• _Goal_
Quote the records beneath, complete and exact. Leave out images.

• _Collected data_
________________

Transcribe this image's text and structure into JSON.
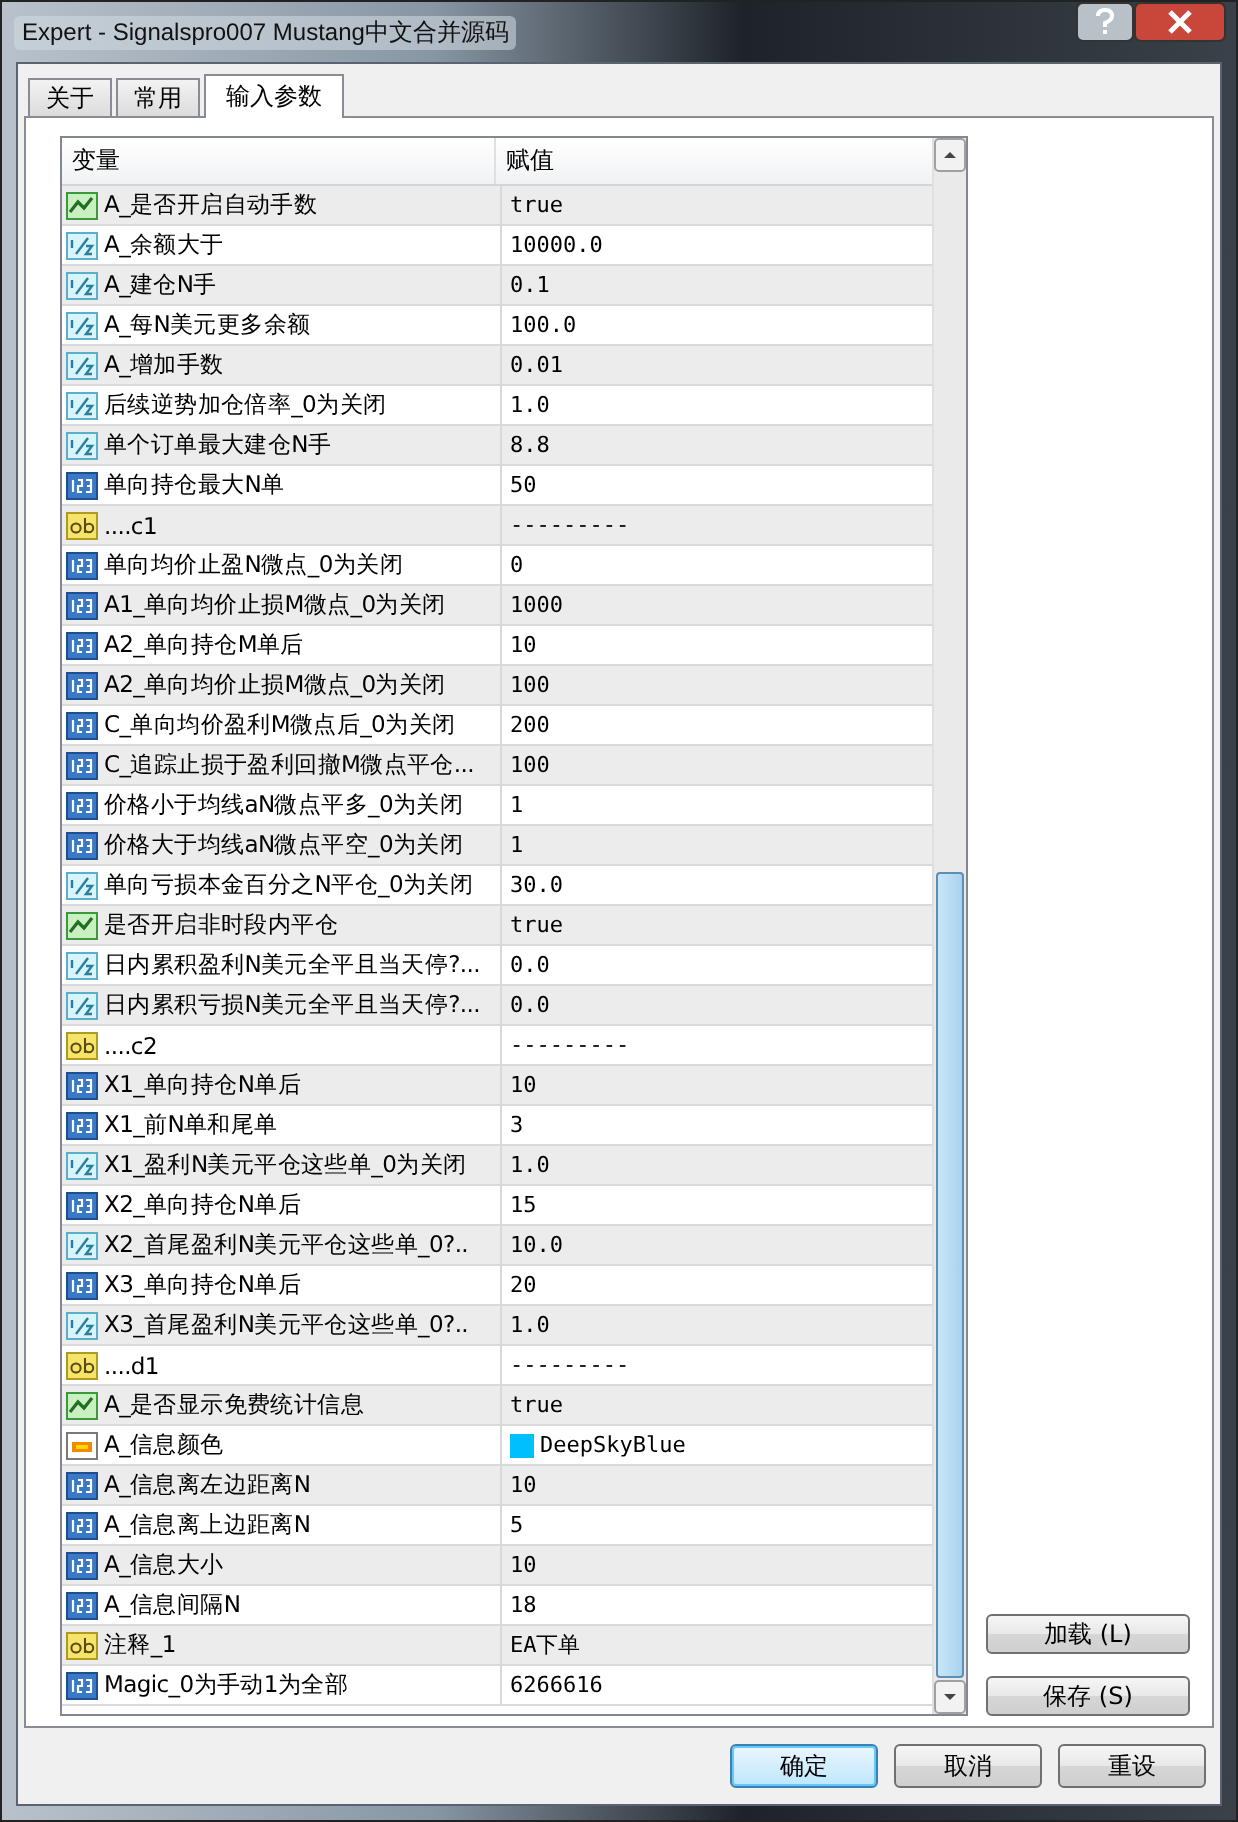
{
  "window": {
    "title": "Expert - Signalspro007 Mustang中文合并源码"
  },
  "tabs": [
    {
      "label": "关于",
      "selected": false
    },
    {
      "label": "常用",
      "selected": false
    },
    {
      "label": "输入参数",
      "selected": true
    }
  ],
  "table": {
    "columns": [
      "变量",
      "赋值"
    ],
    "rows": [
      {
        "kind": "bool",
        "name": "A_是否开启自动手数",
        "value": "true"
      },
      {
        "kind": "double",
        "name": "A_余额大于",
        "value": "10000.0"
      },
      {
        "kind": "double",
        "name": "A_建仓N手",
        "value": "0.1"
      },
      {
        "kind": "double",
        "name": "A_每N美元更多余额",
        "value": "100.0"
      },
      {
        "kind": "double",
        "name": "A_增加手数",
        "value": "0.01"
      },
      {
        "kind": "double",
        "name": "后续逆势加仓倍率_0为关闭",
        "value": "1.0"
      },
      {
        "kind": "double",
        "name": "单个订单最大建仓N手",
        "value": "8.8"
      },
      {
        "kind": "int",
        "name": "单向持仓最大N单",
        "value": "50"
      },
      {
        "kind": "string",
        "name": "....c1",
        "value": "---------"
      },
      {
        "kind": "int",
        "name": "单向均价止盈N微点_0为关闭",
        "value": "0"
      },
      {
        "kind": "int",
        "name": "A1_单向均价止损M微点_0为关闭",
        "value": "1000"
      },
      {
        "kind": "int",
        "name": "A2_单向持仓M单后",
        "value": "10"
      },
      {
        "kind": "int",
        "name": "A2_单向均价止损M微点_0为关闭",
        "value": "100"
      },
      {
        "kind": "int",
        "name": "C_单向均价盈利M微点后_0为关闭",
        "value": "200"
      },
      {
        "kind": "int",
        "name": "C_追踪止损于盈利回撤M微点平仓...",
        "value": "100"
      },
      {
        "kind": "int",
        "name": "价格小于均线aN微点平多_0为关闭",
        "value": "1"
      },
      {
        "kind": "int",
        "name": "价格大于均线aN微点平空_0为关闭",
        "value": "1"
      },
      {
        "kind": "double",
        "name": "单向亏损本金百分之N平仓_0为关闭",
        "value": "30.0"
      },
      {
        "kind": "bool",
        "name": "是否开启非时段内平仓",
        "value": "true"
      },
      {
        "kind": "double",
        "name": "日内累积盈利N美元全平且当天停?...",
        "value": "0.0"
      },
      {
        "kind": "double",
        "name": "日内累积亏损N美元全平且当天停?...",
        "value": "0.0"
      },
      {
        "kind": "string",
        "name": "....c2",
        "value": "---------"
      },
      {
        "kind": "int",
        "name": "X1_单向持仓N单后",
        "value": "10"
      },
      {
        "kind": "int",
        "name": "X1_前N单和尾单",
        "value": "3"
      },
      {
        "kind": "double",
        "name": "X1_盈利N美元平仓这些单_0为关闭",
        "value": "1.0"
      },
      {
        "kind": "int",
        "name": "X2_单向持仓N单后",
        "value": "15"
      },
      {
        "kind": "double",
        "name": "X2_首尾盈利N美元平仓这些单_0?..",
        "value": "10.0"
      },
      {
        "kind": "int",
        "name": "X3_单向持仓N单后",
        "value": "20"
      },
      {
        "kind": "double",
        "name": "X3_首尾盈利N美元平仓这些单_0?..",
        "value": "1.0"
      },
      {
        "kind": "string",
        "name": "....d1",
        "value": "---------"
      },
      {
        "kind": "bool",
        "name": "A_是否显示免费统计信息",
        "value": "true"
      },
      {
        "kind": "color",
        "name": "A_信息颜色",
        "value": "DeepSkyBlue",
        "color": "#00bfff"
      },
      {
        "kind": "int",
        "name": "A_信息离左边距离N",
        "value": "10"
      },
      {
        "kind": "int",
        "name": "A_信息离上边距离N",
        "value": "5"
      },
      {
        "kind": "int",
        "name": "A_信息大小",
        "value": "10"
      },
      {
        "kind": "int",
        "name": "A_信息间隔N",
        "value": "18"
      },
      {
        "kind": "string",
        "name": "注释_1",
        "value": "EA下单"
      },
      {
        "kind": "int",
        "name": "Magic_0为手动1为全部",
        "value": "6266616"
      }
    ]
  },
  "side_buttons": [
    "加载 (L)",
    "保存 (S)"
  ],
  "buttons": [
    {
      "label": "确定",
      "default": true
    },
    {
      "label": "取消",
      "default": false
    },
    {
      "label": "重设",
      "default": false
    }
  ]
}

________________

• _Response below_
Transcribe this image's text and structure into JSON.
{
  "window": {
    "title": "Expert - Signalspro007 Mustang中文合并源码"
  },
  "tabs": [
    {
      "label": "关于",
      "selected": false
    },
    {
      "label": "常用",
      "selected": false
    },
    {
      "label": "输入参数",
      "selected": true
    }
  ],
  "table": {
    "columns": [
      "变量",
      "赋值"
    ],
    "rows": [
      {
        "kind": "bool",
        "name": "A_是否开启自动手数",
        "value": "true"
      },
      {
        "kind": "double",
        "name": "A_余额大于",
        "value": "10000.0"
      },
      {
        "kind": "double",
        "name": "A_建仓N手",
        "value": "0.1"
      },
      {
        "kind": "double",
        "name": "A_每N美元更多余额",
        "value": "100.0"
      },
      {
        "kind": "double",
        "name": "A_增加手数",
        "value": "0.01"
      },
      {
        "kind": "double",
        "name": "后续逆势加仓倍率_0为关闭",
        "value": "1.0"
      },
      {
        "kind": "double",
        "name": "单个订单最大建仓N手",
        "value": "8.8"
      },
      {
        "kind": "int",
        "name": "单向持仓最大N单",
        "value": "50"
      },
      {
        "kind": "string",
        "name": "....c1",
        "value": "---------"
      },
      {
        "kind": "int",
        "name": "单向均价止盈N微点_0为关闭",
        "value": "0"
      },
      {
        "kind": "int",
        "name": "A1_单向均价止损M微点_0为关闭",
        "value": "1000"
      },
      {
        "kind": "int",
        "name": "A2_单向持仓M单后",
        "value": "10"
      },
      {
        "kind": "int",
        "name": "A2_单向均价止损M微点_0为关闭",
        "value": "100"
      },
      {
        "kind": "int",
        "name": "C_单向均价盈利M微点后_0为关闭",
        "value": "200"
      },
      {
        "kind": "int",
        "name": "C_追踪止损于盈利回撤M微点平仓...",
        "value": "100"
      },
      {
        "kind": "int",
        "name": "价格小于均线aN微点平多_0为关闭",
        "value": "1"
      },
      {
        "kind": "int",
        "name": "价格大于均线aN微点平空_0为关闭",
        "value": "1"
      },
      {
        "kind": "double",
        "name": "单向亏损本金百分之N平仓_0为关闭",
        "value": "30.0"
      },
      {
        "kind": "bool",
        "name": "是否开启非时段内平仓",
        "value": "true"
      },
      {
        "kind": "double",
        "name": "日内累积盈利N美元全平且当天停?...",
        "value": "0.0"
      },
      {
        "kind": "double",
        "name": "日内累积亏损N美元全平且当天停?...",
        "value": "0.0"
      },
      {
        "kind": "string",
        "name": "....c2",
        "value": "---------"
      },
      {
        "kind": "int",
        "name": "X1_单向持仓N单后",
        "value": "10"
      },
      {
        "kind": "int",
        "name": "X1_前N单和尾单",
        "value": "3"
      },
      {
        "kind": "double",
        "name": "X1_盈利N美元平仓这些单_0为关闭",
        "value": "1.0"
      },
      {
        "kind": "int",
        "name": "X2_单向持仓N单后",
        "value": "15"
      },
      {
        "kind": "double",
        "name": "X2_首尾盈利N美元平仓这些单_0?..",
        "value": "10.0"
      },
      {
        "kind": "int",
        "name": "X3_单向持仓N单后",
        "value": "20"
      },
      {
        "kind": "double",
        "name": "X3_首尾盈利N美元平仓这些单_0?..",
        "value": "1.0"
      },
      {
        "kind": "string",
        "name": "....d1",
        "value": "---------"
      },
      {
        "kind": "bool",
        "name": "A_是否显示免费统计信息",
        "value": "true"
      },
      {
        "kind": "color",
        "name": "A_信息颜色",
        "value": "DeepSkyBlue",
        "color": "#00bfff"
      },
      {
        "kind": "int",
        "name": "A_信息离左边距离N",
        "value": "10"
      },
      {
        "kind": "int",
        "name": "A_信息离上边距离N",
        "value": "5"
      },
      {
        "kind": "int",
        "name": "A_信息大小",
        "value": "10"
      },
      {
        "kind": "int",
        "name": "A_信息间隔N",
        "value": "18"
      },
      {
        "kind": "string",
        "name": "注释_1",
        "value": "EA下单"
      },
      {
        "kind": "int",
        "name": "Magic_0为手动1为全部",
        "value": "6266616"
      }
    ]
  },
  "side_buttons": [
    "加载 (L)",
    "保存 (S)"
  ],
  "buttons": [
    {
      "label": "确定",
      "default": true
    },
    {
      "label": "取消",
      "default": false
    },
    {
      "label": "重设",
      "default": false
    }
  ]
}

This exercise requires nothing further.